■ Problem to solve
Repeat the material below exactly, line for line.

** start of Material for this exercise **

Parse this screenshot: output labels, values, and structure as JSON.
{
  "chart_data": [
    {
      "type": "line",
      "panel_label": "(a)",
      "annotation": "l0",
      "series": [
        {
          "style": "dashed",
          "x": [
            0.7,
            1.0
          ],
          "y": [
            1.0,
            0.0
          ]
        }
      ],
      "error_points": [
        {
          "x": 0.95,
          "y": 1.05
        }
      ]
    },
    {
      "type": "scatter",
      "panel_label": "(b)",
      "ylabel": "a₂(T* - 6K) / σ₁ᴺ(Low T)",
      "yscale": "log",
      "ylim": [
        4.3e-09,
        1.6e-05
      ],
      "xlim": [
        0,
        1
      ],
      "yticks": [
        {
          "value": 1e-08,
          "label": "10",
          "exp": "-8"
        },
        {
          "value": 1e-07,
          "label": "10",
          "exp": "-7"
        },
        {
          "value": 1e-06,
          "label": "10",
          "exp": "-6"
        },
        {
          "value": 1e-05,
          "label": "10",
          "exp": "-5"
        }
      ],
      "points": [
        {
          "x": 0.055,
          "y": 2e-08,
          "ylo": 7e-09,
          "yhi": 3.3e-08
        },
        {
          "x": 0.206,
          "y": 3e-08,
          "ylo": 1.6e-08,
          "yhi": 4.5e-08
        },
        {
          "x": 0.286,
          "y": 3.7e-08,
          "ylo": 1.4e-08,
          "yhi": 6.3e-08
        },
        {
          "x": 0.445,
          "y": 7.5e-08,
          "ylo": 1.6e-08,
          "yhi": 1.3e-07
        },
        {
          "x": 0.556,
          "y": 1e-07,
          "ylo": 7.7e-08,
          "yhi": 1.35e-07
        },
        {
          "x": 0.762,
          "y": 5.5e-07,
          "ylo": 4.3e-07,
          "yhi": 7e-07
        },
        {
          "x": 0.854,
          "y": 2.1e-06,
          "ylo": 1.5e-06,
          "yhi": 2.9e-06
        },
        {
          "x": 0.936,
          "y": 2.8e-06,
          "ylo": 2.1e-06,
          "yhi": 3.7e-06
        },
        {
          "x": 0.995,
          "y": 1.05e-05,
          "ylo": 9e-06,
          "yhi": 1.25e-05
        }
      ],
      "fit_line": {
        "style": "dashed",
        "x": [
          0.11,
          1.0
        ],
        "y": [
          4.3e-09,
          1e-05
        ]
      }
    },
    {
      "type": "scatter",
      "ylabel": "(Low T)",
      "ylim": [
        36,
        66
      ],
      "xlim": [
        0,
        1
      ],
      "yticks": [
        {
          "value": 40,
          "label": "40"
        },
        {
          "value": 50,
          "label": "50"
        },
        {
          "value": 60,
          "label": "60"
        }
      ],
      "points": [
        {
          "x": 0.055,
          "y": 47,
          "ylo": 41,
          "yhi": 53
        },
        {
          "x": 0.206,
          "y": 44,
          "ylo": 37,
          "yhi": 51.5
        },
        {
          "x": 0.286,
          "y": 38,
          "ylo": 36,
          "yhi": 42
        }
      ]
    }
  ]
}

** end of Material for this exercise **

■ Right answer
Parse this screenshot: output labels, values, and structure as JSON.
{
  "chart_data": [
    {
      "type": "line",
      "panel_label": "(a)",
      "annotation": "l0",
      "series": [
        {
          "style": "dashed",
          "x": [
            0.7,
            1.0
          ],
          "y": [
            1.0,
            0.0
          ]
        }
      ],
      "error_points": [
        {
          "x": 0.95,
          "y": 1.05
        }
      ]
    },
    {
      "type": "scatter",
      "panel_label": "(b)",
      "ylabel": "a₂(T* - 6K) / σ₁ᴺ(Low T)",
      "yscale": "log",
      "ylim": [
        4.3e-09,
        1.6e-05
      ],
      "xlim": [
        0,
        1
      ],
      "yticks": [
        {
          "value": 1e-08,
          "label": "10",
          "exp": "-8"
        },
        {
          "value": 1e-07,
          "label": "10",
          "exp": "-7"
        },
        {
          "value": 1e-06,
          "label": "10",
          "exp": "-6"
        },
        {
          "value": 1e-05,
          "label": "10",
          "exp": "-5"
        }
      ],
      "points": [
        {
          "x": 0.055,
          "y": 2e-08,
          "ylo": 7e-09,
          "yhi": 3.3e-08
        },
        {
          "x": 0.206,
          "y": 3e-08,
          "ylo": 1.6e-08,
          "yhi": 4.5e-08
        },
        {
          "x": 0.286,
          "y": 3.7e-08,
          "ylo": 1.4e-08,
          "yhi": 6.3e-08
        },
        {
          "x": 0.445,
          "y": 7.5e-08,
          "ylo": 1.6e-08,
          "yhi": 1.3e-07
        },
        {
          "x": 0.556,
          "y": 1e-07,
          "ylo": 7.7e-08,
          "yhi": 1.35e-07
        },
        {
          "x": 0.762,
          "y": 5.5e-07,
          "ylo": 4.3e-07,
          "yhi": 7e-07
        },
        {
          "x": 0.854,
          "y": 2.1e-06,
          "ylo": 1.5e-06,
          "yhi": 2.9e-06
        },
        {
          "x": 0.936,
          "y": 2.8e-06,
          "ylo": 2.1e-06,
          "yhi": 3.7e-06
        },
        {
          "x": 0.995,
          "y": 1.05e-05,
          "ylo": 9e-06,
          "yhi": 1.25e-05
        }
      ],
      "fit_line": {
        "style": "dashed",
        "x": [
          0.11,
          1.0
        ],
        "y": [
          4.3e-09,
          1e-05
        ]
      }
    },
    {
      "type": "scatter",
      "ylabel": "(Low T)",
      "ylim": [
        36,
        66
      ],
      "xlim": [
        0,
        1
      ],
      "yticks": [
        {
          "value": 40,
          "label": "40"
        },
        {
          "value": 50,
          "label": "50"
        },
        {
          "value": 60,
          "label": "60"
        }
      ],
      "points": [
        {
          "x": 0.055,
          "y": 47,
          "ylo": 41,
          "yhi": 53
        },
        {
          "x": 0.206,
          "y": 44,
          "ylo": 37,
          "yhi": 51.5
        },
        {
          "x": 0.286,
          "y": 38,
          "ylo": 36,
          "yhi": 42
        }
      ]
    }
  ]
}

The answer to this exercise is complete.